**What this task involves**
Output all of the records word for word and drop the images.
================================
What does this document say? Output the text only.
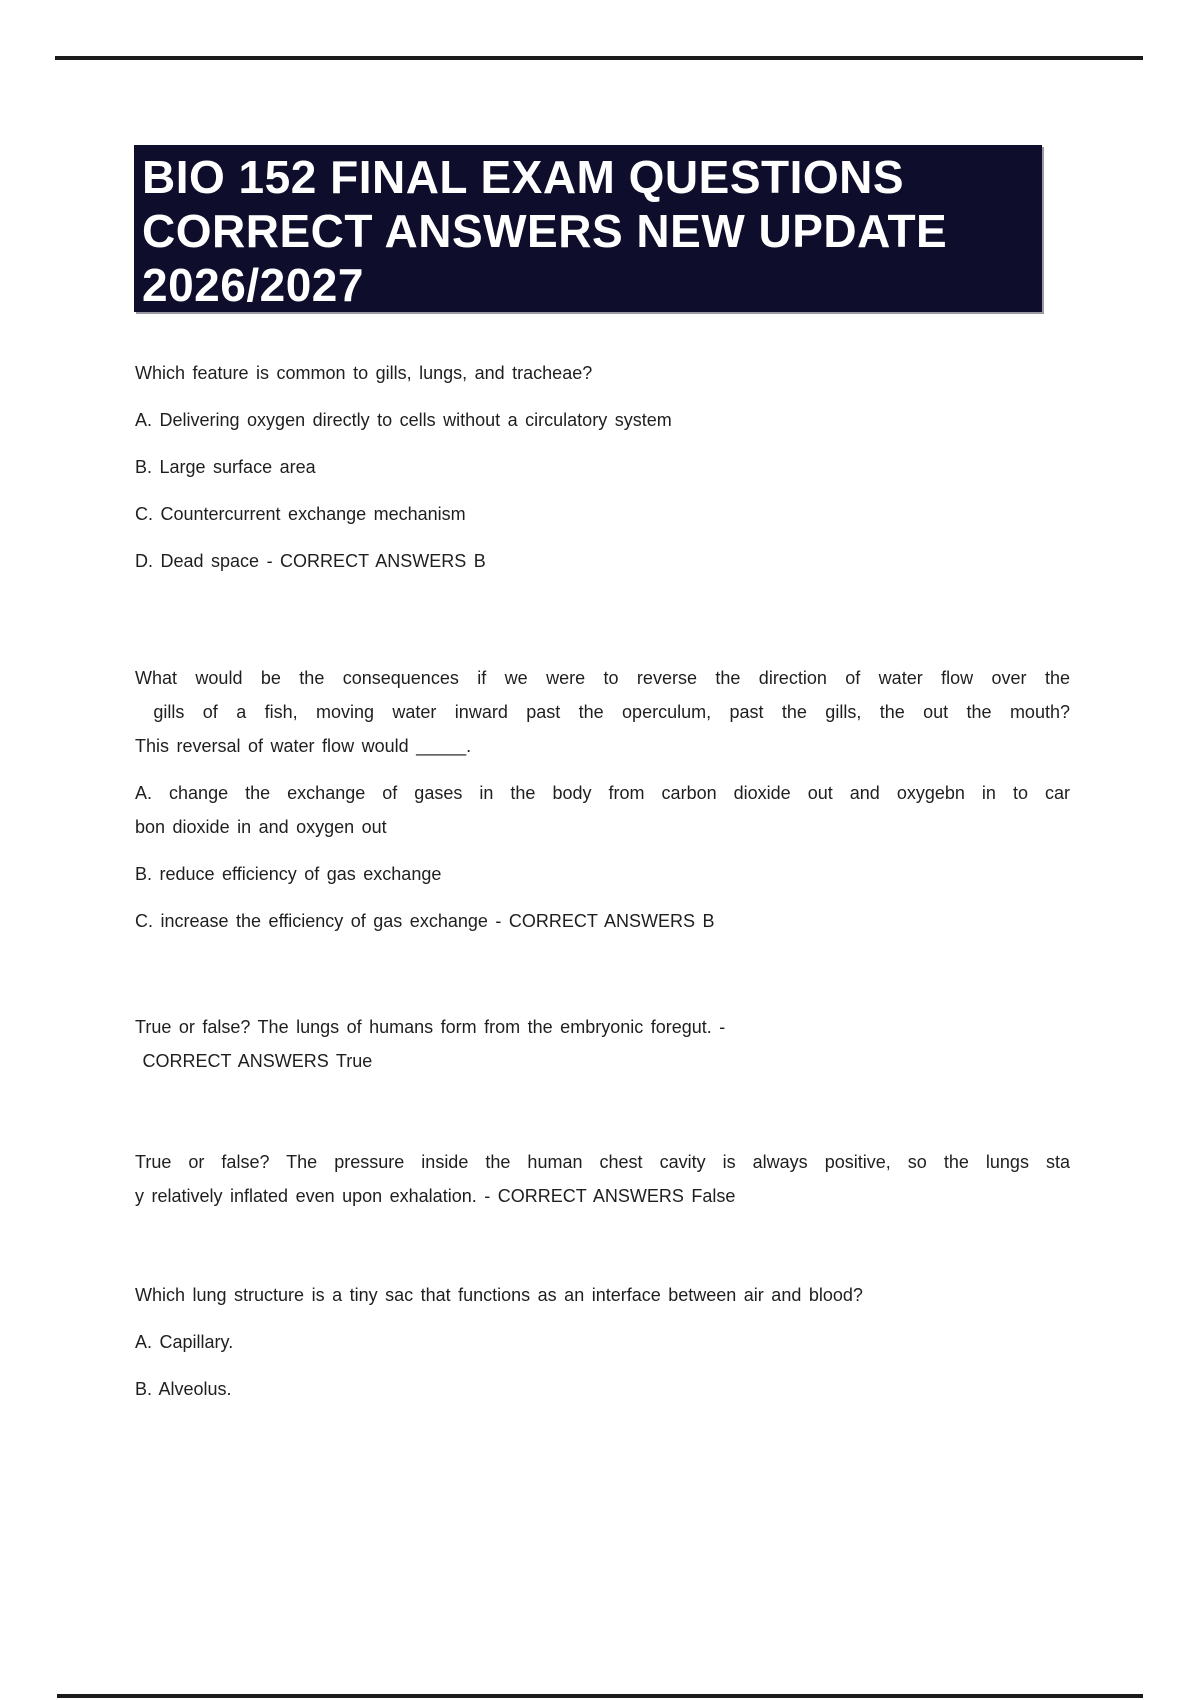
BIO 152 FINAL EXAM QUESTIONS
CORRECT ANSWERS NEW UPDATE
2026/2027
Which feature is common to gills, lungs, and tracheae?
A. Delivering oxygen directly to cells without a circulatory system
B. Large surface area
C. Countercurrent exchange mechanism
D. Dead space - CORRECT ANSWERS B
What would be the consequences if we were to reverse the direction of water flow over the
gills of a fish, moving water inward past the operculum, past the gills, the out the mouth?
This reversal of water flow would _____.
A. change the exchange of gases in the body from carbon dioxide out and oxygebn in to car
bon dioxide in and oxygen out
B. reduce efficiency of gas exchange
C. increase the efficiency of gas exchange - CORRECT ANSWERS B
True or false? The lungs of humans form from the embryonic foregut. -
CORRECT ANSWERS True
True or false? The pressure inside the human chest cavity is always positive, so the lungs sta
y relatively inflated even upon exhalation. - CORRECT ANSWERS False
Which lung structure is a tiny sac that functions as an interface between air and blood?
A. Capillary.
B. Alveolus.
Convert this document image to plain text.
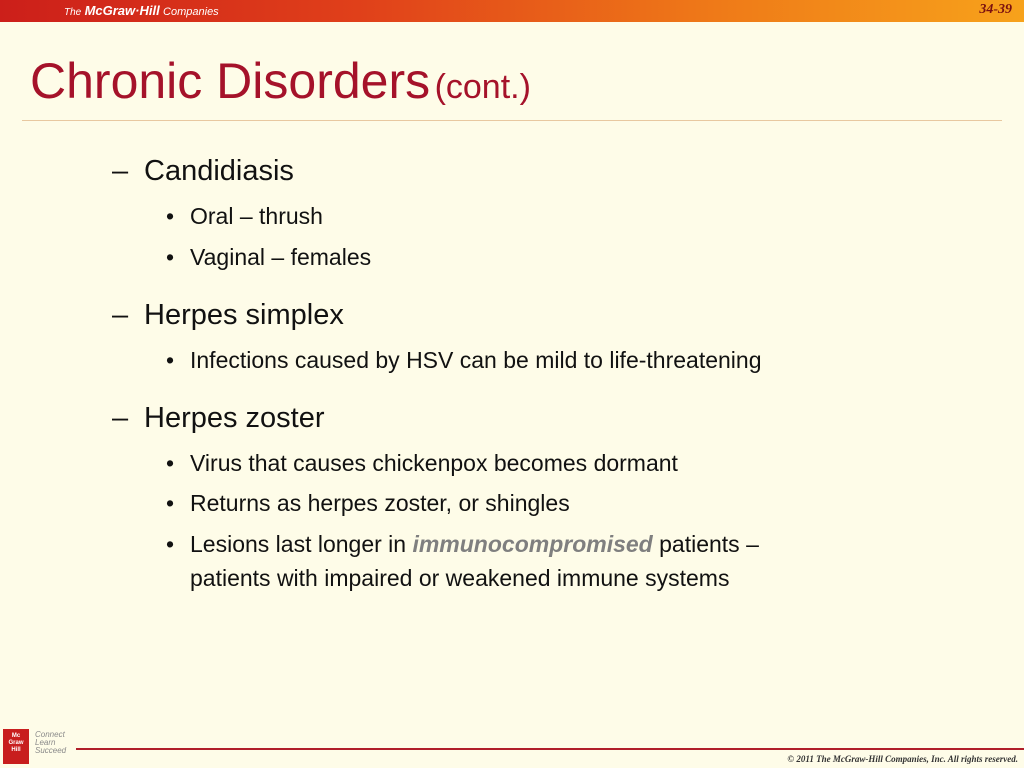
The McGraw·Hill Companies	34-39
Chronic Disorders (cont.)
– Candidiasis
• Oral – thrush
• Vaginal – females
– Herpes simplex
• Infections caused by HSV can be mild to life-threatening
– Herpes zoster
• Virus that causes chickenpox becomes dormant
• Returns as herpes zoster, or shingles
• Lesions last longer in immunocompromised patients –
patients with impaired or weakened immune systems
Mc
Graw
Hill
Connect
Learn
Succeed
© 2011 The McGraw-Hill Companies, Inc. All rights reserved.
================================
**Exercise result**
What does this document say? Output the text only.
BIO 152 FINAL EXAM QUESTIONS
CORRECT ANSWERS NEW UPDATE
2026/2027
Which feature is common to gills, lungs, and tracheae?
A. Delivering oxygen directly to cells without a circulatory system
B. Large surface area
C. Countercurrent exchange mechanism
D. Dead space - CORRECT ANSWERS B
What would be the consequences if we were to reverse the direction of water flow over the
gills of a fish, moving water inward past the operculum, past the gills, the out the mouth?
This reversal of water flow would _____.
A. change the exchange of gases in the body from carbon dioxide out and oxygebn in to car
bon dioxide in and oxygen out
B. reduce efficiency of gas exchange
C. increase the efficiency of gas exchange - CORRECT ANSWERS B
True or false? The lungs of humans form from the embryonic foregut. -
CORRECT ANSWERS True
True or false? The pressure inside the human chest cavity is always positive, so the lungs sta
y relatively inflated even upon exhalation. - CORRECT ANSWERS False
Which lung structure is a tiny sac that functions as an interface between air and blood?
A. Capillary.
B. Alveolus.
Convert this document image to plain text.
The McGraw·Hill Companies	34-39
Chronic Disorders (cont.)
– Candidiasis
• Oral – thrush
• Vaginal – females
– Herpes simplex
• Infections caused by HSV can be mild to life-threatening
– Herpes zoster
• Virus that causes chickenpox becomes dormant
• Returns as herpes zoster, or shingles
• Lesions last longer in immunocompromised patients –
patients with impaired or weakened immune systems
Mc
Graw
Hill
Connect
Learn
Succeed
© 2011 The McGraw-Hill Companies, Inc. All rights reserved.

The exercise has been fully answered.